EXERCISE DETAILS:
Repeat the material exactly, every line of it.

DATA RECORDS:
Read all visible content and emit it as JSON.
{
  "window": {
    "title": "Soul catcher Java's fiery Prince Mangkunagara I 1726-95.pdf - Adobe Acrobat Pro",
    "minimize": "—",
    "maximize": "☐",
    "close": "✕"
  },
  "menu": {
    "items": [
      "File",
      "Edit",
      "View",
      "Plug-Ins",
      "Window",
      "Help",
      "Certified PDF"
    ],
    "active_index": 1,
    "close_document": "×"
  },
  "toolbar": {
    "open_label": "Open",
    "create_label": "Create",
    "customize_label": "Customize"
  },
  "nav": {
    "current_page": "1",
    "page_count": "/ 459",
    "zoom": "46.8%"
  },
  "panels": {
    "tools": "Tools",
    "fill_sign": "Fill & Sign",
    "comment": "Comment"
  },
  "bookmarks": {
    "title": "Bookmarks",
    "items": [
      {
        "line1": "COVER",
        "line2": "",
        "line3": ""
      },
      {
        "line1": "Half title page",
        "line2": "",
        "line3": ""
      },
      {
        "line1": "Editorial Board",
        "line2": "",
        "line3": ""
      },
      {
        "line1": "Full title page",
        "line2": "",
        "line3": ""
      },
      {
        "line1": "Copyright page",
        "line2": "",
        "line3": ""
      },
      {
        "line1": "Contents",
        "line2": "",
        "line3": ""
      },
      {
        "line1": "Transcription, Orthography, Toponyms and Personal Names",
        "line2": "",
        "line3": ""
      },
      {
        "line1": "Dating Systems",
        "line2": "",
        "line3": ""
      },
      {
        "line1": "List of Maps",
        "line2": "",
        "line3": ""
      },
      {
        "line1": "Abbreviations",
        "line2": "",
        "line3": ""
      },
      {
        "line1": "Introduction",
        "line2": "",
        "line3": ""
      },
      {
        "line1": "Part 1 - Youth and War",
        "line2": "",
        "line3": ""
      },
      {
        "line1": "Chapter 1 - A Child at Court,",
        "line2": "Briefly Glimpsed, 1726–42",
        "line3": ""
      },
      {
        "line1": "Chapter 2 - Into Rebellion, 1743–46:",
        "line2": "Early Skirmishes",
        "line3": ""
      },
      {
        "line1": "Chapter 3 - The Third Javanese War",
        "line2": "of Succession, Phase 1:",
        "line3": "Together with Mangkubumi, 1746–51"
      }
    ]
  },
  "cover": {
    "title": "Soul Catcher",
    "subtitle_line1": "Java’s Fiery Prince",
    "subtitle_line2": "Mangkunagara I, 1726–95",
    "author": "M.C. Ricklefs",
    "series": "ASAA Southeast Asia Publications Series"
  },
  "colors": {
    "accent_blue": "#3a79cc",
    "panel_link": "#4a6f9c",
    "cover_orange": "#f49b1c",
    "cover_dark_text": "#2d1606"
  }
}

THE COMPLETED TASK:
Read all visible content and emit it as JSON.
{
  "window": {
    "title": "Soul catcher Java's fiery Prince Mangkunagara I 1726-95.pdf - Adobe Acrobat Pro",
    "minimize": "—",
    "maximize": "☐",
    "close": "✕"
  },
  "menu": {
    "items": [
      "File",
      "Edit",
      "View",
      "Plug-Ins",
      "Window",
      "Help",
      "Certified PDF"
    ],
    "active_index": 1,
    "close_document": "×"
  },
  "toolbar": {
    "open_label": "Open",
    "create_label": "Create",
    "customize_label": "Customize"
  },
  "nav": {
    "current_page": "1",
    "page_count": "/ 459",
    "zoom": "46.8%"
  },
  "panels": {
    "tools": "Tools",
    "fill_sign": "Fill & Sign",
    "comment": "Comment"
  },
  "bookmarks": {
    "title": "Bookmarks",
    "items": [
      {
        "line1": "COVER",
        "line2": "",
        "line3": ""
      },
      {
        "line1": "Half title page",
        "line2": "",
        "line3": ""
      },
      {
        "line1": "Editorial Board",
        "line2": "",
        "line3": ""
      },
      {
        "line1": "Full title page",
        "line2": "",
        "line3": ""
      },
      {
        "line1": "Copyright page",
        "line2": "",
        "line3": ""
      },
      {
        "line1": "Contents",
        "line2": "",
        "line3": ""
      },
      {
        "line1": "Transcription, Orthography, Toponyms and Personal Names",
        "line2": "",
        "line3": ""
      },
      {
        "line1": "Dating Systems",
        "line2": "",
        "line3": ""
      },
      {
        "line1": "List of Maps",
        "line2": "",
        "line3": ""
      },
      {
        "line1": "Abbreviations",
        "line2": "",
        "line3": ""
      },
      {
        "line1": "Introduction",
        "line2": "",
        "line3": ""
      },
      {
        "line1": "Part 1 - Youth and War",
        "line2": "",
        "line3": ""
      },
      {
        "line1": "Chapter 1 - A Child at Court,",
        "line2": "Briefly Glimpsed, 1726–42",
        "line3": ""
      },
      {
        "line1": "Chapter 2 - Into Rebellion, 1743–46:",
        "line2": "Early Skirmishes",
        "line3": ""
      },
      {
        "line1": "Chapter 3 - The Third Javanese War",
        "line2": "of Succession, Phase 1:",
        "line3": "Together with Mangkubumi, 1746–51"
      }
    ]
  },
  "cover": {
    "title": "Soul Catcher",
    "subtitle_line1": "Java’s Fiery Prince",
    "subtitle_line2": "Mangkunagara I, 1726–95",
    "author": "M.C. Ricklefs",
    "series": "ASAA Southeast Asia Publications Series"
  },
  "colors": {
    "accent_blue": "#3a79cc",
    "panel_link": "#4a6f9c",
    "cover_orange": "#f49b1c",
    "cover_dark_text": "#2d1606"
  }
}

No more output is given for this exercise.